**INSTRUCTIONS TO FOLLOW:**
Return each line containing "armes".

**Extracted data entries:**
▬▬▬▬▬▬

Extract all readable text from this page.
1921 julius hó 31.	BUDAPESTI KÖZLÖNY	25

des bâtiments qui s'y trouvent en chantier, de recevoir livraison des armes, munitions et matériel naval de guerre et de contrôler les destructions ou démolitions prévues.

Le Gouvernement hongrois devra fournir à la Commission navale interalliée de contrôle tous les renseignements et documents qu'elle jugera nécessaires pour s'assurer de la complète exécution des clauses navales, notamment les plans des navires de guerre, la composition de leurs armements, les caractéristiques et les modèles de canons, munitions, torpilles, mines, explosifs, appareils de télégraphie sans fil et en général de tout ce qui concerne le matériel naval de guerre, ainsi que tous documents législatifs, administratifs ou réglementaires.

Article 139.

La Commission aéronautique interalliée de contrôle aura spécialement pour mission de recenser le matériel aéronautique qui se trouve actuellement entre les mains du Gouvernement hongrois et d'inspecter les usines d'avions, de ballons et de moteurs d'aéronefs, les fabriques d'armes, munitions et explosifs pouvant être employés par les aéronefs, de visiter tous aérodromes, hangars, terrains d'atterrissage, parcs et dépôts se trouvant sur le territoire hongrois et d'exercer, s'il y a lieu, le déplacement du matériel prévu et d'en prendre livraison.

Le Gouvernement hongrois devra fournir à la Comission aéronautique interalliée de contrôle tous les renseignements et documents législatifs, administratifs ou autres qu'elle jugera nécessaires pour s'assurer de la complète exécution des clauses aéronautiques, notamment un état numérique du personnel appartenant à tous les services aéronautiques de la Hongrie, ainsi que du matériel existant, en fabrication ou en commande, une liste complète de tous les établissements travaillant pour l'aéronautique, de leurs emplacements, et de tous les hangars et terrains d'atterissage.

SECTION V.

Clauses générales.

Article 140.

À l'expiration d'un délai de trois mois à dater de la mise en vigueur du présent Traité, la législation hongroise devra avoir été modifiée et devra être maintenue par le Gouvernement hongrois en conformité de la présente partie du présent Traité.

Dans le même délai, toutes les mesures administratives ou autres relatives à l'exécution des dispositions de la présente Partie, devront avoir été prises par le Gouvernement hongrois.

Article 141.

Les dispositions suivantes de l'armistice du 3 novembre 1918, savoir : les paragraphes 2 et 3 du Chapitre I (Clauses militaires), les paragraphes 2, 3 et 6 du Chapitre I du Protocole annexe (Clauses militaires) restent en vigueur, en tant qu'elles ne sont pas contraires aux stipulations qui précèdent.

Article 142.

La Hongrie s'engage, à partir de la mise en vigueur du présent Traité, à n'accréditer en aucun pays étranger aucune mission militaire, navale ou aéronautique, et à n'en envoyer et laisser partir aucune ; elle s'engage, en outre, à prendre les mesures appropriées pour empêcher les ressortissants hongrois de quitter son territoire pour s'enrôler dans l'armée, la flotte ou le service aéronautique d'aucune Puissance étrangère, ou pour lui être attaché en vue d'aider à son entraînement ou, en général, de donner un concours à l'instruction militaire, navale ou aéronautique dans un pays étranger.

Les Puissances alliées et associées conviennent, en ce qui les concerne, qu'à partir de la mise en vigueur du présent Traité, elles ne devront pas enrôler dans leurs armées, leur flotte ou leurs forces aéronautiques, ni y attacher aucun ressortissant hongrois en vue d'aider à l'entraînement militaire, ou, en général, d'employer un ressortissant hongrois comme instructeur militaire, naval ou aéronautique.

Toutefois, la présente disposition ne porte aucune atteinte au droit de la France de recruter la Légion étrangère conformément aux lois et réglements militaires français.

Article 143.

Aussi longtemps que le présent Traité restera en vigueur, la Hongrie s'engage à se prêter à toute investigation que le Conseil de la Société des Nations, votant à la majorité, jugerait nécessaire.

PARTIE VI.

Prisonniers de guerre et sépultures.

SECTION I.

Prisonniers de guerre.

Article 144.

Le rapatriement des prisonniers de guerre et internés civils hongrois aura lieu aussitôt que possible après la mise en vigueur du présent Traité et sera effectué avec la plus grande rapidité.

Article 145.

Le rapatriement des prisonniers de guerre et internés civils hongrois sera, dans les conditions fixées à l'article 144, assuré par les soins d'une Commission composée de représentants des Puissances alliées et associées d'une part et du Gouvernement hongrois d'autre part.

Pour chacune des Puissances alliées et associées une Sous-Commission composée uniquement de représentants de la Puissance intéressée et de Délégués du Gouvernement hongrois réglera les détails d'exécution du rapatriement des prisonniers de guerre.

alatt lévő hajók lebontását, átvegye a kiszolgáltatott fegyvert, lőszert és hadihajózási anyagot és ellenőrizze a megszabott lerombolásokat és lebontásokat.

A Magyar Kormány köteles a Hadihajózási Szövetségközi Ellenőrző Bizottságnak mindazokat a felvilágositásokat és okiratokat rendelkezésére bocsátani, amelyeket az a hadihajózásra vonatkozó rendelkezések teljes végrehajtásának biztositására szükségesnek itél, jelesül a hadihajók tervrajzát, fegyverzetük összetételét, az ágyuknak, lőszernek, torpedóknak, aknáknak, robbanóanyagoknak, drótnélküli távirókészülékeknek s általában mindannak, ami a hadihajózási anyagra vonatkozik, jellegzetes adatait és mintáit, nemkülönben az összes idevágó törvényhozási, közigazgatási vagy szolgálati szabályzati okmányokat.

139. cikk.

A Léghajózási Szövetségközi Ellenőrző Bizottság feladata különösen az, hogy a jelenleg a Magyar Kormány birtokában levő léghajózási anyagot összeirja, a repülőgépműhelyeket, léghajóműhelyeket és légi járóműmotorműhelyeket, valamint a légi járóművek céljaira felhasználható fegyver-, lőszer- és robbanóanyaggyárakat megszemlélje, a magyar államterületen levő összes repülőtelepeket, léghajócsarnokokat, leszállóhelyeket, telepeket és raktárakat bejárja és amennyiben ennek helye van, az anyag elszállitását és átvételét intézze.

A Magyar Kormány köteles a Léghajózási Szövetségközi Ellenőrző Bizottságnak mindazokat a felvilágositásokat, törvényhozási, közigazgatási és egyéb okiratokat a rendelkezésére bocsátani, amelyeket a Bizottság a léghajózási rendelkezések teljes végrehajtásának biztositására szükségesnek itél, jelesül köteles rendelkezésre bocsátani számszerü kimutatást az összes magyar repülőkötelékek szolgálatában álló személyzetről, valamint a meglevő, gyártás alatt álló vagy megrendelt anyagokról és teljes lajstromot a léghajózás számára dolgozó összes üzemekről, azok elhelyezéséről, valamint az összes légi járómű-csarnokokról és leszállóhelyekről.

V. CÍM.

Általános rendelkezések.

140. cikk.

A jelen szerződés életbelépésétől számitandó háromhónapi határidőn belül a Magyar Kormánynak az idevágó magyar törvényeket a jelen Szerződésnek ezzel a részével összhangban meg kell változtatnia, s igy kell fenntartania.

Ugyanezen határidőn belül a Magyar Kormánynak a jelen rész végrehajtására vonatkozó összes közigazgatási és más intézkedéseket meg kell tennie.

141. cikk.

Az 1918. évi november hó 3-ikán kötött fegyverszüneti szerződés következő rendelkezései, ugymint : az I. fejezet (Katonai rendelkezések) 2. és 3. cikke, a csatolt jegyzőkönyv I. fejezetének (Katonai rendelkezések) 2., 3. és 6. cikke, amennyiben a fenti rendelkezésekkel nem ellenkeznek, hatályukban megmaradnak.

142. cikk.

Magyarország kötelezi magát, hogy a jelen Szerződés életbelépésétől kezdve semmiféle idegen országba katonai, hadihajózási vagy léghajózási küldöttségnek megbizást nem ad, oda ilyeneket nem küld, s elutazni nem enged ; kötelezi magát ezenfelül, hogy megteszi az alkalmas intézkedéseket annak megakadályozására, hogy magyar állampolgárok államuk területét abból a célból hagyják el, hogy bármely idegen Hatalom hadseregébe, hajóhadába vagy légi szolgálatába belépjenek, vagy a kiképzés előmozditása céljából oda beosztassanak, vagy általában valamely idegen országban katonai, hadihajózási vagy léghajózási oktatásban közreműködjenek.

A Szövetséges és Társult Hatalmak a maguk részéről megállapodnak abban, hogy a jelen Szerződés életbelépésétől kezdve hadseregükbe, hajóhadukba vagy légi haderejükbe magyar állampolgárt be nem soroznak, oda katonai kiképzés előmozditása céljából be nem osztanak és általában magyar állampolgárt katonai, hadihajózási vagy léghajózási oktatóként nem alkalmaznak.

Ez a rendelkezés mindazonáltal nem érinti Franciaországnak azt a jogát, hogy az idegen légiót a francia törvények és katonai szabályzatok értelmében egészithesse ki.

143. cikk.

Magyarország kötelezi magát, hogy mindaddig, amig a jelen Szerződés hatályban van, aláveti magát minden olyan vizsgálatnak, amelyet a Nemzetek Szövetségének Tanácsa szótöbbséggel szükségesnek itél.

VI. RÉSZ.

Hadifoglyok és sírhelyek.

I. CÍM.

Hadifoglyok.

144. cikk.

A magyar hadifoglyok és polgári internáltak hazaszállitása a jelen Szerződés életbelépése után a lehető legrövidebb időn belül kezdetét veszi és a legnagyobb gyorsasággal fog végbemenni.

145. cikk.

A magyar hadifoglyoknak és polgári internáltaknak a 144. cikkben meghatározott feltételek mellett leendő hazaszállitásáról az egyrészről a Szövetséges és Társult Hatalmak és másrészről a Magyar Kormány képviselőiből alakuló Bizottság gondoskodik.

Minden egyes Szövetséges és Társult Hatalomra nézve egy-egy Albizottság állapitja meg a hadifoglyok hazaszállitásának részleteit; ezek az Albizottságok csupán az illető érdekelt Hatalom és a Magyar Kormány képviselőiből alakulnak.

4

▬▬▬▬▬▬

**OUTPUT OF THE TASK:**
des bâtiments qui s'y trouvent en chantier, de recevoir livraison des armes, munitions et matériel naval de guerre et de contrôler les destructions ou démolitions prévues.
La Commission aéronautique interalliée de contrôle aura spécialement pour mission de recenser le matériel aéronautique qui se trouve actuellement entre les mains du Gouvernement hongrois et d'inspecter les usines d'avions, de ballons et de moteurs d'aéronefs, les fabriques d'armes, munitions et explosifs pouvant être employés par les aéronefs, de visiter tous aérodromes, hangars, terrains d'atterrissage, parcs et dépôts se trouvant sur le territoire hongrois et d'exercer, s'il y a lieu, le déplacement du matériel prévu et d'en prendre livraison.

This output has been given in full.